Stored records
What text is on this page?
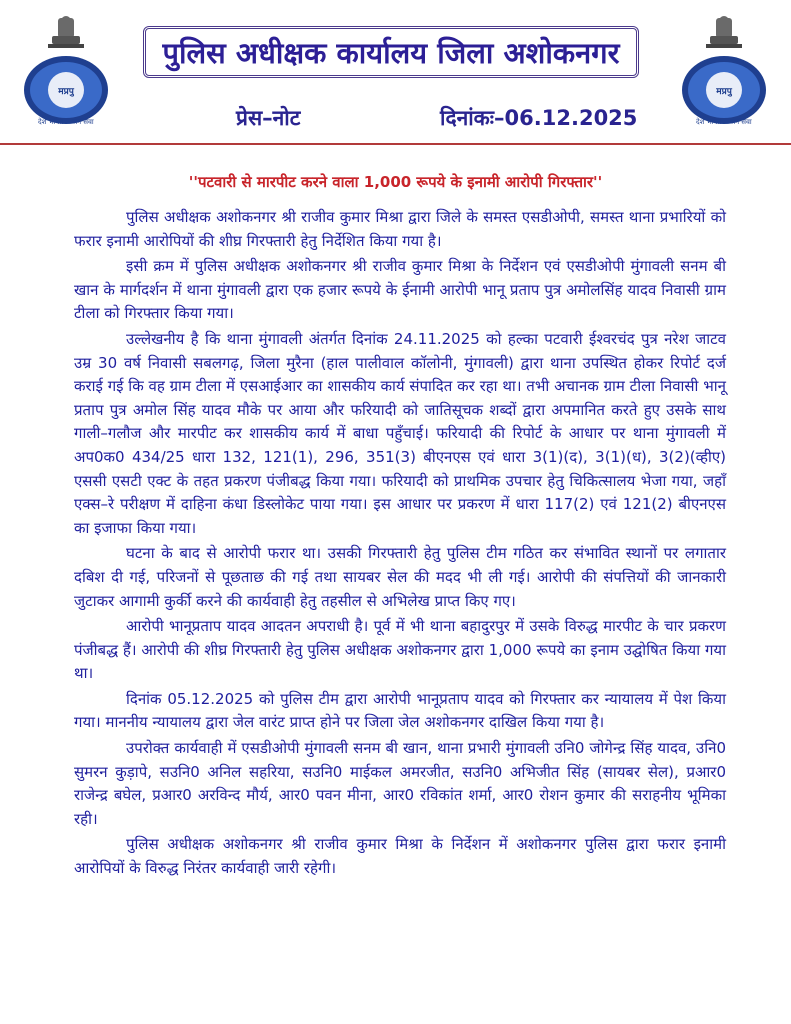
मप्रपु
देश भक्ति जन सेवा
मप्रपु
देश भक्ति जन सेवा
पुलिस अधीक्षक कार्यालय जिला अशोकनगर
प्रेस–नोट	दिनांकः–06.12.2025
''पटवारी से मारपीट करने वाला 1,000 रूपये के इनामी आरोपी गिरफ्तार''

पुलिस अधीक्षक अशोकनगर श्री राजीव कुमार मिश्रा द्वारा जिले के समस्त एसडीओपी, समस्त थाना प्रभारियों को फरार इनामी आरोपियों की शीघ्र गिरफ्तारी हेतु निर्देशित किया गया है।

इसी क्रम में पुलिस अधीक्षक अशोकनगर श्री राजीव कुमार मिश्रा के निर्देशन एवं एसडीओपी मुंगावली सनम बी खान के मार्गदर्शन में थाना मुंगावली द्वारा एक हजार रूपये के ईनामी आरोपी भानू प्रताप पुत्र अमोलसिंह यादव निवासी ग्राम टीला को गिरफ्तार किया गया।

उल्लेखनीय है कि थाना मुंगावली अंतर्गत दिनांक 24.11.2025 को हल्का पटवारी ईश्वरचंद पुत्र नरेश जाटव उम्र 30 वर्ष निवासी सबलगढ़, जिला मुरैना (हाल पालीवाल कॉलोनी, मुंगावली) द्वारा थाना उपस्थित होकर रिपोर्ट दर्ज कराई गई कि वह ग्राम टीला में एसआईआर का शासकीय कार्य संपादित कर रहा था। तभी अचानक ग्राम टीला निवासी भानू प्रताप पुत्र अमोल सिंह यादव मौके पर आया और फरियादी को जातिसूचक शब्दों द्वारा अपमानित करते हुए उसके साथ गाली–गलौज और मारपीट कर शासकीय कार्य में बाधा पहुँचाई। फरियादी की रिपोर्ट के आधार पर थाना मुंगावली में अप0क0 434/25 धारा 132, 121(1), 296, 351(3) बीएनएस एवं धारा 3(1)(द), 3(1)(ध), 3(2)(व्हीए) एससी एसटी एक्ट के तहत प्रकरण पंजीबद्ध किया गया। फरियादी को प्राथमिक उपचार हेतु चिकित्सालय भेजा गया, जहाँ एक्स–रे परीक्षण में दाहिना कंधा डिस्लोकेट पाया गया। इस आधार पर प्रकरण में धारा 117(2) एवं 121(2) बीएनएस का इजाफा किया गया।

घटना के बाद से आरोपी फरार था। उसकी गिरफ्तारी हेतु पुलिस टीम गठित कर संभावित स्थानों पर लगातार दबिश दी गई, परिजनों से पूछताछ की गई तथा सायबर सेल की मदद भी ली गई। आरोपी की संपत्तियों की जानकारी जुटाकर आगामी कुर्की करने की कार्यवाही हेतु तहसील से अभिलेख प्राप्त किए गए।

आरोपी भानूप्रताप यादव आदतन अपराधी है। पूर्व में भी थाना बहादुरपुर में उसके विरुद्ध मारपीट के चार प्रकरण पंजीबद्ध हैं। आरोपी की शीघ्र गिरफ्तारी हेतु पुलिस अधीक्षक अशोकनगर द्वारा 1,000 रूपये का इनाम उद्घोषित किया गया था।

दिनांक 05.12.2025 को पुलिस टीम द्वारा आरोपी भानूप्रताप यादव को गिरफ्तार कर न्यायालय में पेश किया गया। माननीय न्यायालय द्वारा जेल वारंट प्राप्त होने पर जिला जेल अशोकनगर दाखिल किया गया है।

उपरोक्त कार्यवाही में एसडीओपी मुंगावली सनम बी खान, थाना प्रभारी मुंगावली उनि0 जोगेन्द्र सिंह यादव, उनि0 सुमरन कुड़ापे, सउनि0 अनिल सहरिया, सउनि0 माईकल अमरजीत, सउनि0 अभिजीत सिंह (सायबर सेल), प्रआर0 राजेन्द्र बघेल, प्रआर0 अरविन्द मौर्य, आर0 पवन मीना, आर0 रविकांत शर्मा, आर0 रोशन कुमार की सराहनीय भूमिका रही।

पुलिस अधीक्षक अशोकनगर श्री राजीव कुमार मिश्रा के निर्देशन में अशोकनगर पुलिस द्वारा फरार इनामी आरोपियों के विरुद्ध निरंतर कार्यवाही जारी रहेगी।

> AIM: Could you repeat all of the material exactly? Pictures should not be copied.

> ANSWER TO THE PROBLEM:
What text is on this page?
मप्रपु
देश भक्ति जन सेवा
मप्रपु
देश भक्ति जन सेवा
पुलिस अधीक्षक कार्यालय जिला अशोकनगर
प्रेस–नोट	दिनांकः–06.12.2025
''पटवारी से मारपीट करने वाला 1,000 रूपये के इनामी आरोपी गिरफ्तार''

पुलिस अधीक्षक अशोकनगर श्री राजीव कुमार मिश्रा द्वारा जिले के समस्त एसडीओपी, समस्त थाना प्रभारियों को फरार इनामी आरोपियों की शीघ्र गिरफ्तारी हेतु निर्देशित किया गया है।

इसी क्रम में पुलिस अधीक्षक अशोकनगर श्री राजीव कुमार मिश्रा के निर्देशन एवं एसडीओपी मुंगावली सनम बी खान के मार्गदर्शन में थाना मुंगावली द्वारा एक हजार रूपये के ईनामी आरोपी भानू प्रताप पुत्र अमोलसिंह यादव निवासी ग्राम टीला को गिरफ्तार किया गया।

उल्लेखनीय है कि थाना मुंगावली अंतर्गत दिनांक 24.11.2025 को हल्का पटवारी ईश्वरचंद पुत्र नरेश जाटव उम्र 30 वर्ष निवासी सबलगढ़, जिला मुरैना (हाल पालीवाल कॉलोनी, मुंगावली) द्वारा थाना उपस्थित होकर रिपोर्ट दर्ज कराई गई कि वह ग्राम टीला में एसआईआर का शासकीय कार्य संपादित कर रहा था। तभी अचानक ग्राम टीला निवासी भानू प्रताप पुत्र अमोल सिंह यादव मौके पर आया और फरियादी को जातिसूचक शब्दों द्वारा अपमानित करते हुए उसके साथ गाली–गलौज और मारपीट कर शासकीय कार्य में बाधा पहुँचाई। फरियादी की रिपोर्ट के आधार पर थाना मुंगावली में अप0क0 434/25 धारा 132, 121(1), 296, 351(3) बीएनएस एवं धारा 3(1)(द), 3(1)(ध), 3(2)(व्हीए) एससी एसटी एक्ट के तहत प्रकरण पंजीबद्ध किया गया। फरियादी को प्राथमिक उपचार हेतु चिकित्सालय भेजा गया, जहाँ एक्स–रे परीक्षण में दाहिना कंधा डिस्लोकेट पाया गया। इस आधार पर प्रकरण में धारा 117(2) एवं 121(2) बीएनएस का इजाफा किया गया।

घटना के बाद से आरोपी फरार था। उसकी गिरफ्तारी हेतु पुलिस टीम गठित कर संभावित स्थानों पर लगातार दबिश दी गई, परिजनों से पूछताछ की गई तथा सायबर सेल की मदद भी ली गई। आरोपी की संपत्तियों की जानकारी जुटाकर आगामी कुर्की करने की कार्यवाही हेतु तहसील से अभिलेख प्राप्त किए गए।

आरोपी भानूप्रताप यादव आदतन अपराधी है। पूर्व में भी थाना बहादुरपुर में उसके विरुद्ध मारपीट के चार प्रकरण पंजीबद्ध हैं। आरोपी की शीघ्र गिरफ्तारी हेतु पुलिस अधीक्षक अशोकनगर द्वारा 1,000 रूपये का इनाम उद्घोषित किया गया था।

दिनांक 05.12.2025 को पुलिस टीम द्वारा आरोपी भानूप्रताप यादव को गिरफ्तार कर न्यायालय में पेश किया गया। माननीय न्यायालय द्वारा जेल वारंट प्राप्त होने पर जिला जेल अशोकनगर दाखिल किया गया है।

उपरोक्त कार्यवाही में एसडीओपी मुंगावली सनम बी खान, थाना प्रभारी मुंगावली उनि0 जोगेन्द्र सिंह यादव, उनि0 सुमरन कुड़ापे, सउनि0 अनिल सहरिया, सउनि0 माईकल अमरजीत, सउनि0 अभिजीत सिंह (सायबर सेल), प्रआर0 राजेन्द्र बघेल, प्रआर0 अरविन्द मौर्य, आर0 पवन मीना, आर0 रविकांत शर्मा, आर0 रोशन कुमार की सराहनीय भूमिका रही।

पुलिस अधीक्षक अशोकनगर श्री राजीव कुमार मिश्रा के निर्देशन में अशोकनगर पुलिस द्वारा फरार इनामी आरोपियों के विरुद्ध निरंतर कार्यवाही जारी रहेगी।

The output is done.